--- Dataset records ---

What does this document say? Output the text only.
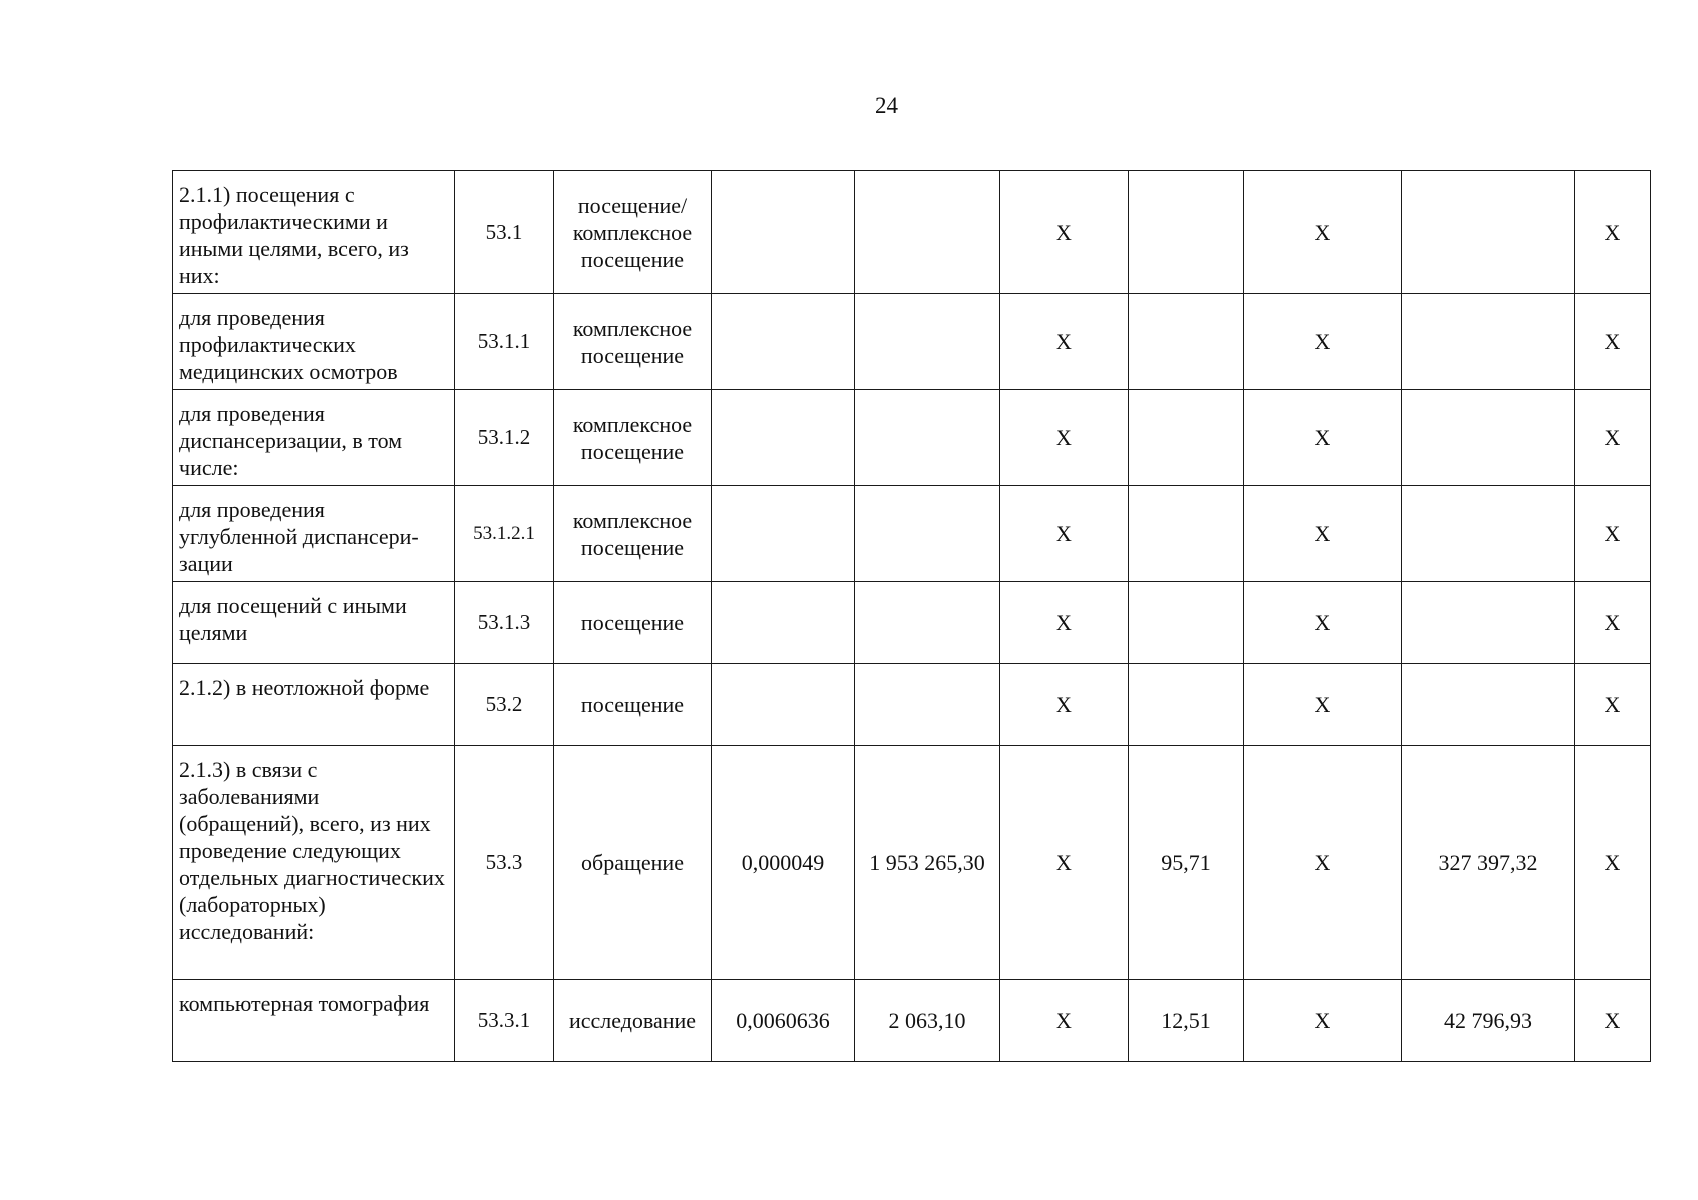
24
2.1.1) посещения с профилактическими и иными целями, всего, из них:	53.1	посещение/ комплексное посещение			Х		Х		Х
для проведения профилактических медицинских осмотров	53.1.1	комплексное посещение			Х		Х		Х
для проведения диспансеризации, в том числе:	53.1.2	комплексное посещение			Х		Х		Х
для проведения углубленной диспансери-зации	53.1.2.1	комплексное посещение			Х		Х		Х
для посещений с иными целями	53.1.3	посещение			Х		Х		Х
2.1.2) в неотложной форме	53.2	посещение			Х		Х		Х
2.1.3) в связи с заболеваниями (обращений), всего, из них проведение следующих отдельных диагностических (лабораторных) исследований:	53.3	обращение	0,000049	1 953 265,30	Х	95,71	Х	327 397,32	Х
компьютерная томография	53.3.1	исследование	0,0060636	2 063,10	Х	12,51	Х	42 796,93	Х
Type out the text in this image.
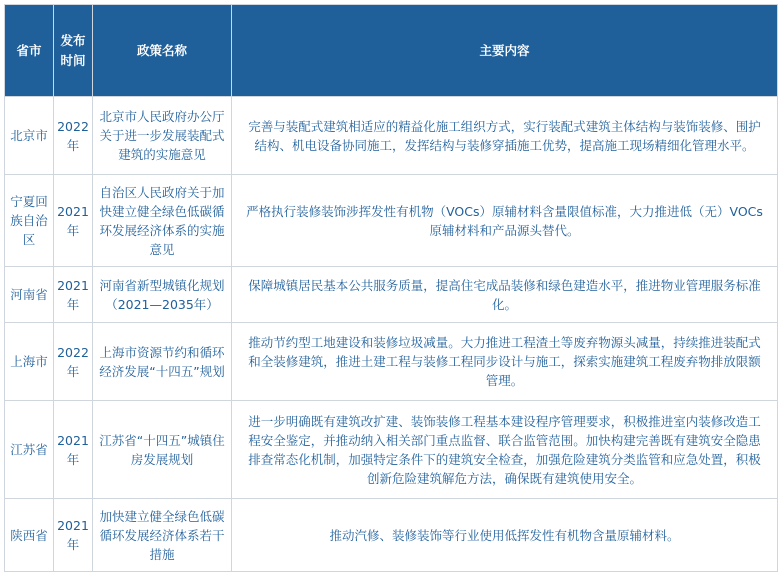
省市	发布时间	政策名称	主要内容
北京市	2022年	北京市人民政府办公厅关于进一步发展装配式建筑的实施意见	完善与装配式建筑相适应的精益化施工组织方式，实行装配式建筑主体结构与装饰装修、围护结构、机电设备协同施工，发挥结构与装修穿插施工优势，提高施工现场精细化管理水平。
宁夏回族自治区	2021年	自治区人民政府关于加快建立健全绿色低碳循环发展经济体系的实施意见	严格执行装修装饰涉挥发性有机物（VOCs）原辅材料含量限值标准，大力推进低（无）VOCs原辅材料和产品源头替代。
河南省	2021年	河南省新型城镇化规划（2021—2035年）	保障城镇居民基本公共服务质量，提高住宅成品装修和绿色建造水平，推进物业管理服务标准化。
上海市	2022年	上海市资源节约和循环经济发展“十四五”规划	推动节约型工地建设和装修垃圾减量。大力推进工程渣土等废弃物源头减量，持续推进装配式和全装修建筑，推进土建工程与装修工程同步设计与施工，探索实施建筑工程废弃物排放限额管理。
江苏省	2021年	江苏省“十四五”城镇住房发展规划	进一步明确既有建筑改扩建、装饰装修工程基本建设程序管理要求，积极推进室内装修改造工程安全鉴定，并推动纳入相关部门重点监督、联合监管范围。加快构建完善既有建筑安全隐患排查常态化机制，加强特定条件下的建筑安全检查，加强危险建筑分类监管和应急处置，积极创新危险建筑解危方法，确保既有建筑使用安全。
陕西省	2021年	加快建立健全绿色低碳循环发展经济体系若干措施	推动汽修、装修装饰等行业使用低挥发性有机物含量原辅材料。
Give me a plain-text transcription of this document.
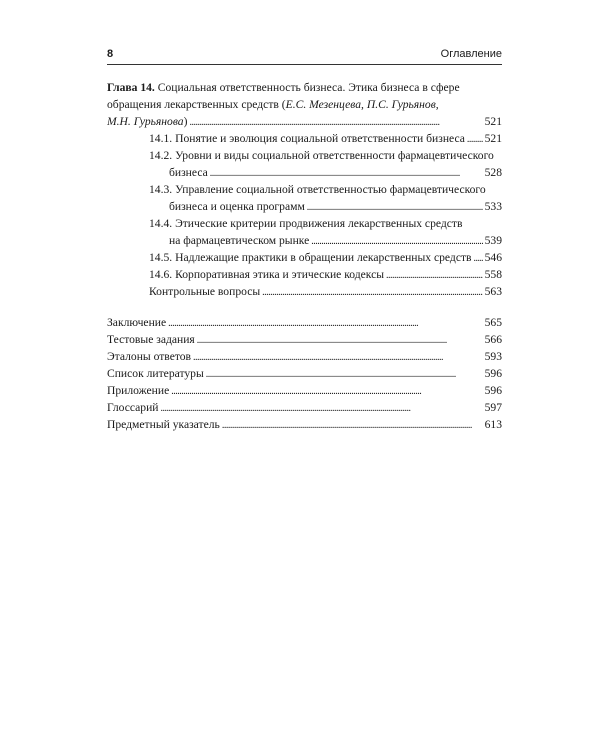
8	Оглавление
Глава 14. Социальная ответственность бизнеса. Этика бизнеса в сфере
обращения лекарственных средств (Е.С. Мезенцева, П.С. Гурьянов,
М.Н. Гурьянова) . . .	521
14.1. Понятие и эволюция социальной ответственности бизнеса . . . 521
14.2. Уровни и виды социальной ответственности фармацевтического
бизнеса . . .	528
14.3. Управление социальной ответственностью фармацевтического
бизнеса и оценка программ . . .	533
14.4. Этические критерии продвижения лекарственных средств
на фармацевтическом рынке . . .	539
14.5. Надлежащие практики в обращении лекарственных средств . . . 546
14.6. Корпоративная этика и этические кодексы . . .	558
Контрольные вопросы . . .	563
Заключение . . .	565
Тестовые задания . . .	566
Эталоны ответов . . .	593
Список литературы . . .	596
Приложение . . .	596
Глоссарий . . .	597
Предметный указатель . . .	613
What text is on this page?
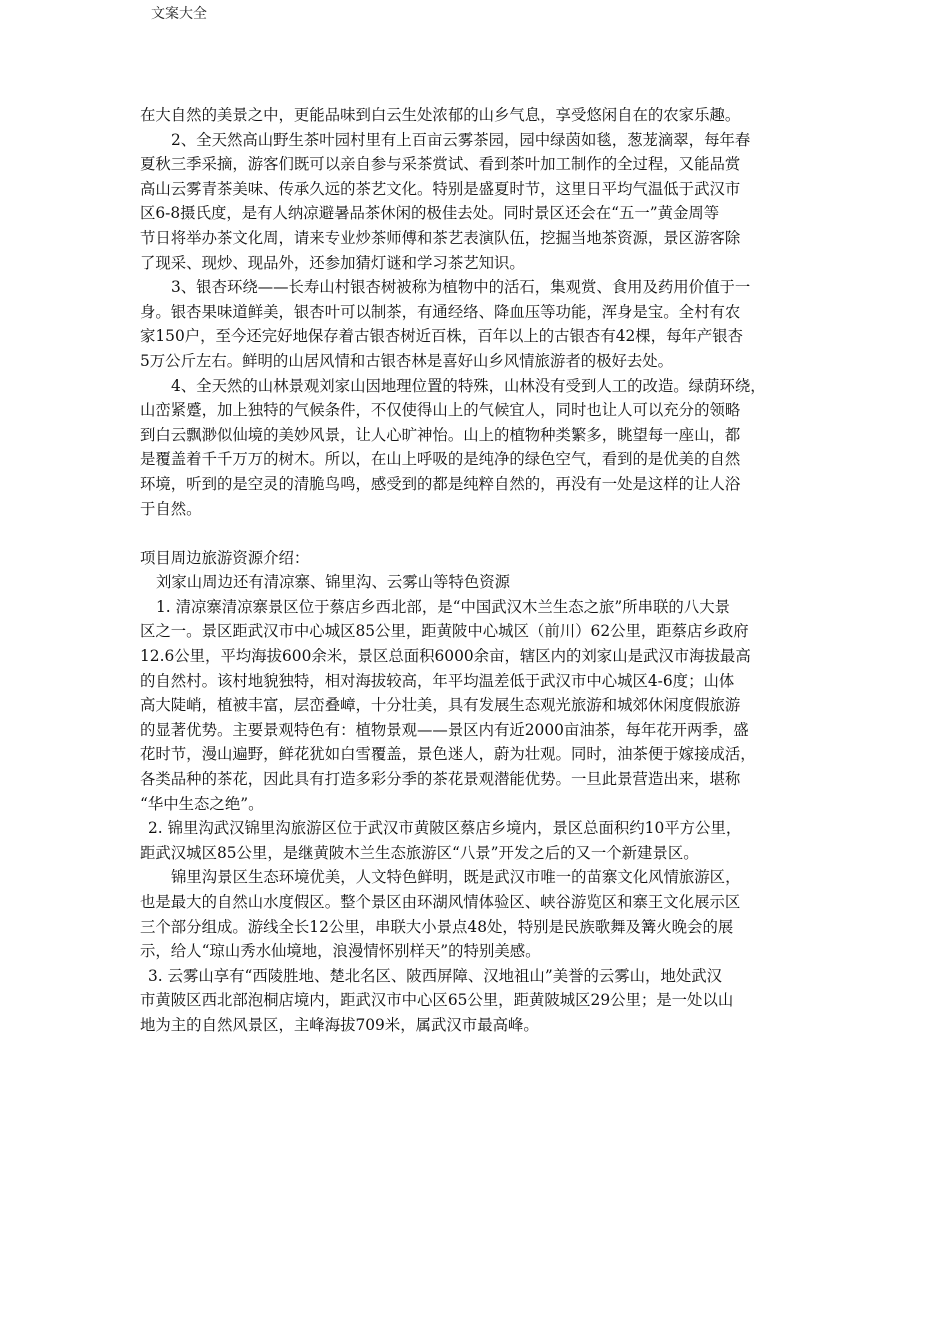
文案大全
在大自然的美景之中，更能品味到白云生处浓郁的山乡气息，享受悠闲自在的农家乐趣。
2、全天然高山野生茶叶园村里有上百亩云雾茶园，园中绿茵如毯，葱茏滴翠，每年春
夏秋三季采摘，游客们既可以亲自参与采茶赏试、看到茶叶加工制作的全过程，又能品赏
高山云雾青茶美味、传承久远的茶艺文化。特别是盛夏时节，这里日平均气温低于武汉市
区6-8摄氏度，是有人纳凉避暑品茶休闲的极佳去处。同时景区还会在“五一”黄金周等
节日将举办茶文化周，请来专业炒茶师傅和茶艺表演队伍，挖掘当地茶资源，景区游客除
了现采、现炒、现品外，还参加猜灯谜和学习茶艺知识。
3、银杏环绕——长寿山村银杏树被称为植物中的活石，集观赏、食用及药用价值于一
身。银杏果味道鲜美，银杏叶可以制茶，有通经络、降血压等功能，浑身是宝。全村有农
家150户，至今还完好地保存着古银杏树近百株，百年以上的古银杏有42棵，每年产银杏
5万公斤左右。鲜明的山居风情和古银杏林是喜好山乡风情旅游者的极好去处。
4、全天然的山林景观刘家山因地理位置的特殊，山林没有受到人工的改造。绿荫环绕，
山峦紧蹙，加上独特的气候条件，不仅使得山上的气候宜人，同时也让人可以充分的领略
到白云飘渺似仙境的美妙风景，让人心旷神怡。山上的植物种类繁多，眺望每一座山，都
是覆盖着千千万万的树木。所以，在山上呼吸的是纯净的绿色空气，看到的是优美的自然
环境，听到的是空灵的清脆鸟鸣，感受到的都是纯粹自然的，再没有一处是这样的让人浴
于自然。
项目周边旅游资源介绍：
刘家山周边还有清凉寨、锦里沟、云雾山等特色资源
1. 清凉寨清凉寨景区位于蔡店乡西北部，是“中国武汉木兰生态之旅”所串联的八大景
区之一。景区距武汉市中心城区85公里，距黄陂中心城区（前川）62公里，距蔡店乡政府
12.6公里，平均海拔600余米，景区总面积6000余亩，辖区内的刘家山是武汉市海拔最高
的自然村。该村地貌独特，相对海拔较高，年平均温差低于武汉市中心城区4-6度；山体
高大陡峭，植被丰富，层峦叠嶂，十分壮美，具有发展生态观光旅游和城郊休闲度假旅游
的显著优势。主要景观特色有：植物景观——景区内有近2000亩油茶，每年花开两季，盛
花时节，漫山遍野，鲜花犹如白雪覆盖，景色迷人，蔚为壮观。同时，油茶便于嫁接成活，
各类品种的茶花，因此具有打造多彩分季的茶花景观潜能优势。一旦此景营造出来，堪称
“华中生态之绝”。
2. 锦里沟武汉锦里沟旅游区位于武汉市黄陂区蔡店乡境内，景区总面积约10平方公里，
距武汉城区85公里，是继黄陂木兰生态旅游区“八景”开发之后的又一个新建景区。
锦里沟景区生态环境优美，人文特色鲜明，既是武汉市唯一的苗寨文化风情旅游区，
也是最大的自然山水度假区。整个景区由环湖风情体验区、峡谷游览区和寨王文化展示区
三个部分组成。游线全长12公里，串联大小景点48处，特别是民族歌舞及篝火晚会的展
示，给人“琼山秀水仙境地，浪漫情怀别样天”的特别美感。
3. 云雾山享有“西陵胜地、楚北名区、陂西屏障、汉地祖山”美誉的云雾山，地处武汉
市黄陂区西北部泡桐店境内，距武汉市中心区65公里，距黄陂城区29公里；是一处以山
地为主的自然风景区，主峰海拔709米，属武汉市最高峰。
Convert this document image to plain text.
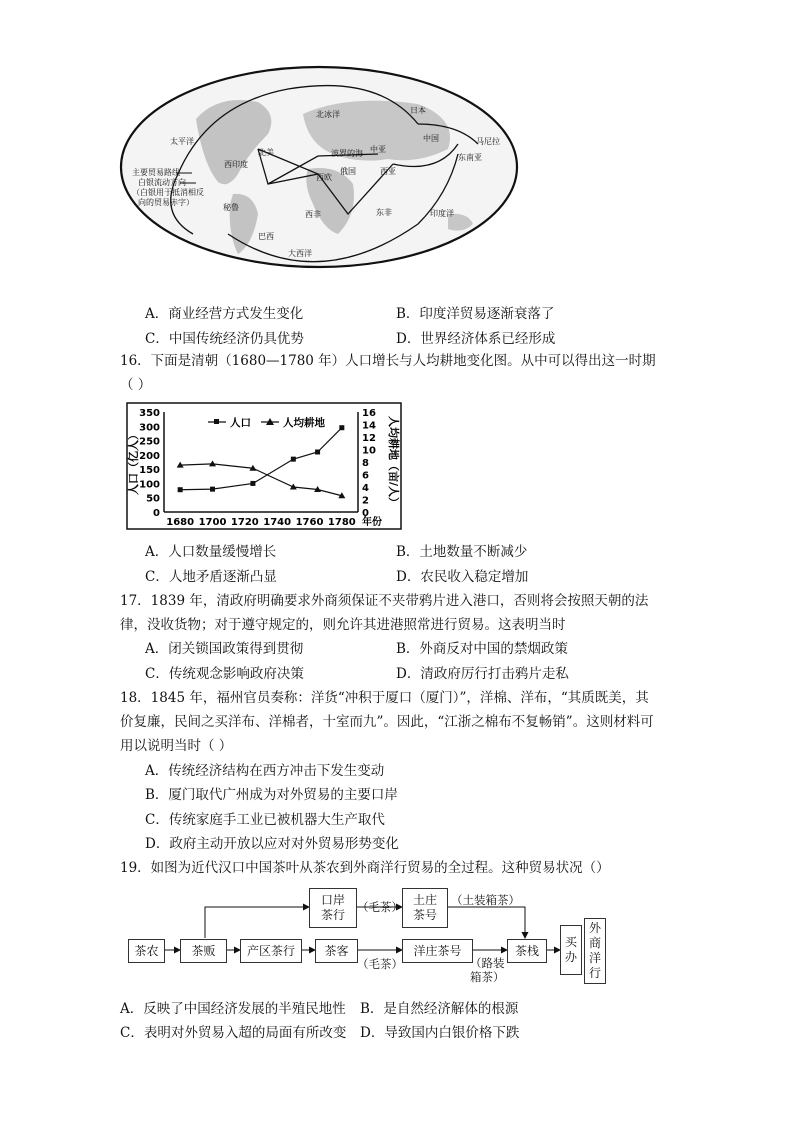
太平洋
北冰洋
北美	波罗的海 中亚
中国
日本
西印度
西欧
俄国	西亚
东南亚
马尼拉
西非	东非	印度洋
巴西
大西洋
秘鲁
主要贸易路线
白银流动方向
（白银用于抵消相反
向的贸易赤字）
A．商业经营方式发生变化	B．印度洋贸易逐渐衰落了
C．中国传统经济仍具优势	D．世界经济体系已经形成
16．下面是清朝（1680—1780 年）人口增长与人均耕地变化图。从中可以得出这一时期
（ ）
0
50
100
150
200
250
300
350
0
2
4
6
8
10
12
14
16
1680 1700 1720 1740 1760 1780 年份
人口（亿人）	人均耕地（亩/人）
人口	人均耕地
A．人口数量缓慢增长	B．土地数量不断减少
C．人地矛盾逐渐凸显	D．农民收入稳定增加
17．1839 年，清政府明确要求外商须保证不夹带鸦片进入港口，否则将会按照天朝的法
律，没收货物；对于遵守规定的，则允许其进港照常进行贸易。这表明当时
A．闭关锁国政策得到贯彻	B．外商反对中国的禁烟政策
C．传统观念影响政府决策	D．清政府厉行打击鸦片走私
18．1845 年，福州官员奏称：洋货“冲积于厦口（厦门）”，洋棉、洋布，“其质既美，其
价复廉，民间之买洋布、洋棉者，十室而九”。因此，“江浙之棉布不复畅销”。这则材料可
用以说明当时（ ）
A．传统经济结构在西方冲击下发生变动
B．厦门取代广州成为对外贸易的主要口岸
C．传统家庭手工业已被机器大生产取代
D．政府主动开放以应对对外贸易形势变化
19．如图为近代汉口中国茶叶从茶农到外商洋行贸易的全过程。这种贸易状况（）
茶农	茶贩	产区茶行	茶客
口岸
茶行
土庄
茶号
洋庄茶号	茶栈
买
办
外
商
洋
行
（毛茶）	（土装箱茶）
（毛茶）	（路装
箱茶）
A．反映了中国经济发展的半殖民地性 B．是自然经济解体的根源
C．表明对外贸易入超的局面有所改变 D．导致国内白银价格下跌
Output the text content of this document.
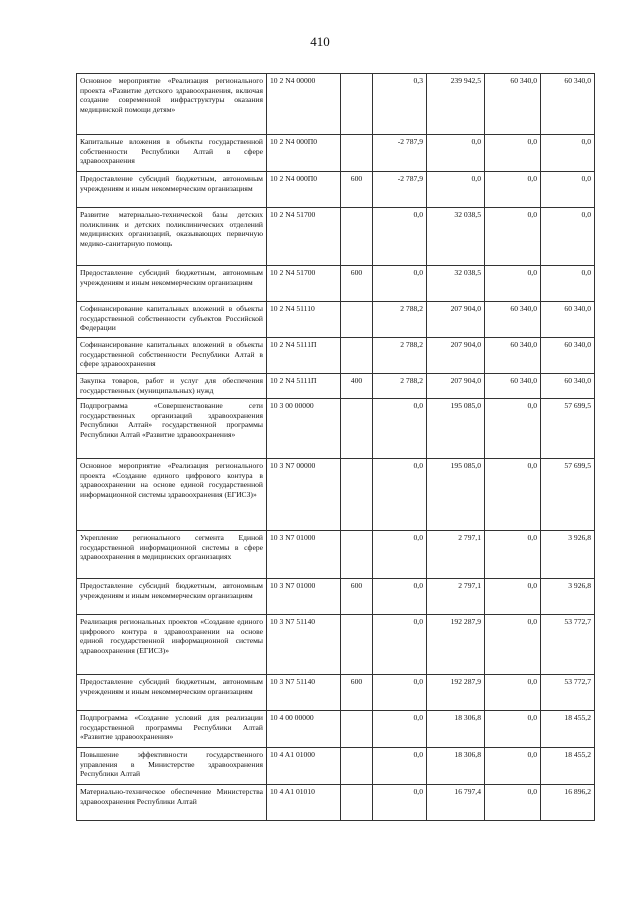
410
Основное мероприятие «Реализация регионального проекта «Развитие детского здравоохранения, включая создание современной инфраструктуры оказания медицинской помощи детям»	10 2 N4 00000		0,3	239 942,5	60 340,0	60 340,0
Капитальные вложения в объекты государственной собственности Республики Алтай в сфере здравоохранения	10 2 N4 000П0		-2 787,9	0,0	0,0	0,0
Предоставление субсидий бюджетным, автономным учреждениям и иным некоммерческим организациям	10 2 N4 000П0	600	-2 787,9	0,0	0,0	0,0
Развитие материально-технической базы детских поликлиник и детских поликлинических отделений медицинских организаций, оказывающих первичную медико-санитарную помощь	10 2 N4 51700		0,0	32 038,5	0,0	0,0
Предоставление субсидий бюджетным, автономным учреждениям и иным некоммерческим организациям	10 2 N4 51700	600	0,0	32 038,5	0,0	0,0
Софинансирование капитальных вложений в объекты государственной собственности субъектов Российской Федерации	10 2 N4 51110		2 788,2	207 904,0	60 340,0	60 340,0
Софинансирование капитальных вложений в объекты государственной собственности Республики Алтай в сфере здравоохранения	10 2 N4 5111П		2 788,2	207 904,0	60 340,0	60 340,0
Закупка товаров, работ и услуг для обеспечения государственных (муниципальных) нужд	10 2 N4 5111П	400	2 788,2	207 904,0	60 340,0	60 340,0
Подпрограмма «Совершенствование сети государственных организаций здравоохранения Республики Алтай» государственной программы Республики Алтай «Развитие здравоохранения»	10 3 00 00000		0,0	195 085,0	0,0	57 699,5
Основное мероприятие «Реализация регионального проекта «Создание единого цифрового контура в здравоохранении на основе единой государственной информационной системы здравоохранения (ЕГИСЗ)»	10 3 N7 00000		0,0	195 085,0	0,0	57 699,5
Укрепление регионального сегмента Единой государственной информационной системы в сфере здравоохранения в медицинских организациях	10 3 N7 01000		0,0	2 797,1	0,0	3 926,8
Предоставление субсидий бюджетным, автономным учреждениям и иным некоммерческим организациям	10 3 N7 01000	600	0,0	2 797,1	0,0	3 926,8
Реализация региональных проектов «Создание единого цифрового контура в здравоохранении на основе единой государственной информационной системы здравоохранения (ЕГИСЗ)»	10 3 N7 51140		0,0	192 287,9	0,0	53 772,7
Предоставление субсидий бюджетным, автономным учреждениям и иным некоммерческим организациям	10 3 N7 51140	600	0,0	192 287,9	0,0	53 772,7
Подпрограмма «Создание условий для реализации государственной программы Республики Алтай «Развитие здравоохранения»	10 4 00 00000		0,0	18 306,8	0,0	18 455,2
Повышение эффективности государственного управления в Министерстве здравоохранения Республики Алтай	10 4 A1 01000		0,0	18 306,8	0,0	18 455,2
Материально-техническое обеспечение Министерства здравоохранения Республики Алтай	10 4 A1 01010		0,0	16 797,4	0,0	16 896,2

---

# Work to be completed:
Search the data for the string "регионального" and copy each line where it appears.

# Written solution:
Основное мероприятие «Реализация регионального проекта «Развитие детского здравоохранения, включая создание современной инфраструктуры оказания медицинской помощи детям»	10 2 N4 00000		0,3	239 942,5	60 340,0	60 340,0
Основное мероприятие «Реализация регионального проекта «Создание единого цифрового контура в здравоохранении на основе единой государственной информационной системы здравоохранения (ЕГИСЗ)»	10 3 N7 00000		0,0	195 085,0	0,0	57 699,5
Укрепление регионального сегмента Единой государственной информационной системы в сфере здравоохранения в медицинских организациях	10 3 N7 01000		0,0	2 797,1	0,0	3 926,8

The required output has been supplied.